» **TASK**: Reproduce the listing exactly and skip over any pictures.

» **GIVEN ENTRIES**:
____

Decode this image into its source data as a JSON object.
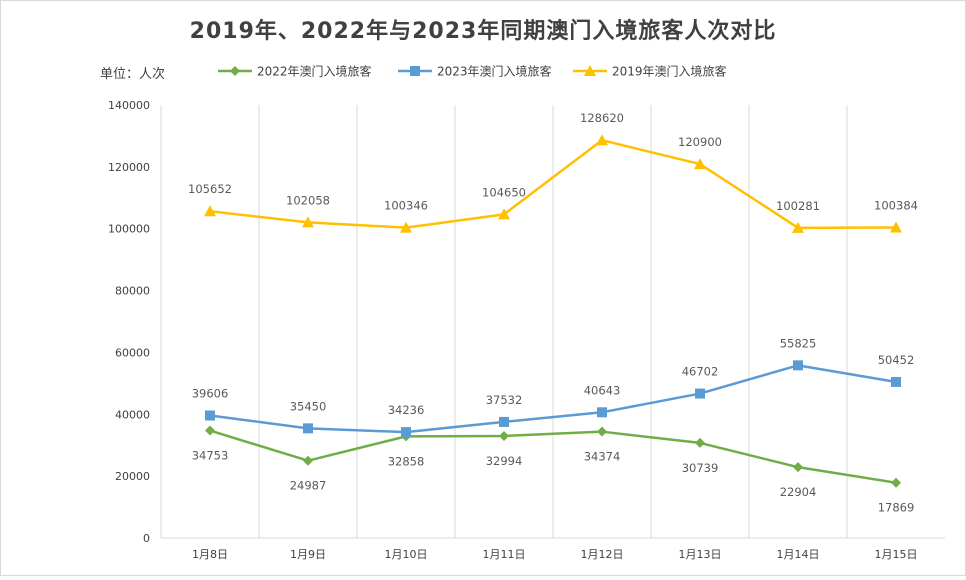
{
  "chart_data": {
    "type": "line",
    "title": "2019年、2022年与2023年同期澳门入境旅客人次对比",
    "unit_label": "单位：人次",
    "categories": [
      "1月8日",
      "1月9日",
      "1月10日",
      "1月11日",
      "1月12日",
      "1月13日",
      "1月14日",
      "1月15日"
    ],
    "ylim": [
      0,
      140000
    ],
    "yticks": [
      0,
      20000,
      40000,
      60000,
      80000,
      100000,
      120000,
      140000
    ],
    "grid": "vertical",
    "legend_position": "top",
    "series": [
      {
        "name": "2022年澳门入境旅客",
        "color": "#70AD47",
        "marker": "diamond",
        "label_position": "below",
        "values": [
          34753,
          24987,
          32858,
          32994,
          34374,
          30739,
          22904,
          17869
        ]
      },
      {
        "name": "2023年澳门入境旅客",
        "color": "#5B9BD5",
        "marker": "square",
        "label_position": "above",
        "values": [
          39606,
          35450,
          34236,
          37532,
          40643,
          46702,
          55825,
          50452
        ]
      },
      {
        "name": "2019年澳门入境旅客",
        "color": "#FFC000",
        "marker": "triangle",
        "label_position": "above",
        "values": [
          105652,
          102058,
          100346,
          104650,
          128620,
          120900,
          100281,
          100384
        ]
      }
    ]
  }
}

____

» **FINAL RESULT**:
Decode this image into its source data as a JSON object.
{
  "chart_data": {
    "type": "line",
    "title": "2019年、2022年与2023年同期澳门入境旅客人次对比",
    "unit_label": "单位：人次",
    "categories": [
      "1月8日",
      "1月9日",
      "1月10日",
      "1月11日",
      "1月12日",
      "1月13日",
      "1月14日",
      "1月15日"
    ],
    "ylim": [
      0,
      140000
    ],
    "yticks": [
      0,
      20000,
      40000,
      60000,
      80000,
      100000,
      120000,
      140000
    ],
    "grid": "vertical",
    "legend_position": "top",
    "series": [
      {
        "name": "2022年澳门入境旅客",
        "color": "#70AD47",
        "marker": "diamond",
        "label_position": "below",
        "values": [
          34753,
          24987,
          32858,
          32994,
          34374,
          30739,
          22904,
          17869
        ]
      },
      {
        "name": "2023年澳门入境旅客",
        "color": "#5B9BD5",
        "marker": "square",
        "label_position": "above",
        "values": [
          39606,
          35450,
          34236,
          37532,
          40643,
          46702,
          55825,
          50452
        ]
      },
      {
        "name": "2019年澳门入境旅客",
        "color": "#FFC000",
        "marker": "triangle",
        "label_position": "above",
        "values": [
          105652,
          102058,
          100346,
          104650,
          128620,
          120900,
          100281,
          100384
        ]
      }
    ]
  }
}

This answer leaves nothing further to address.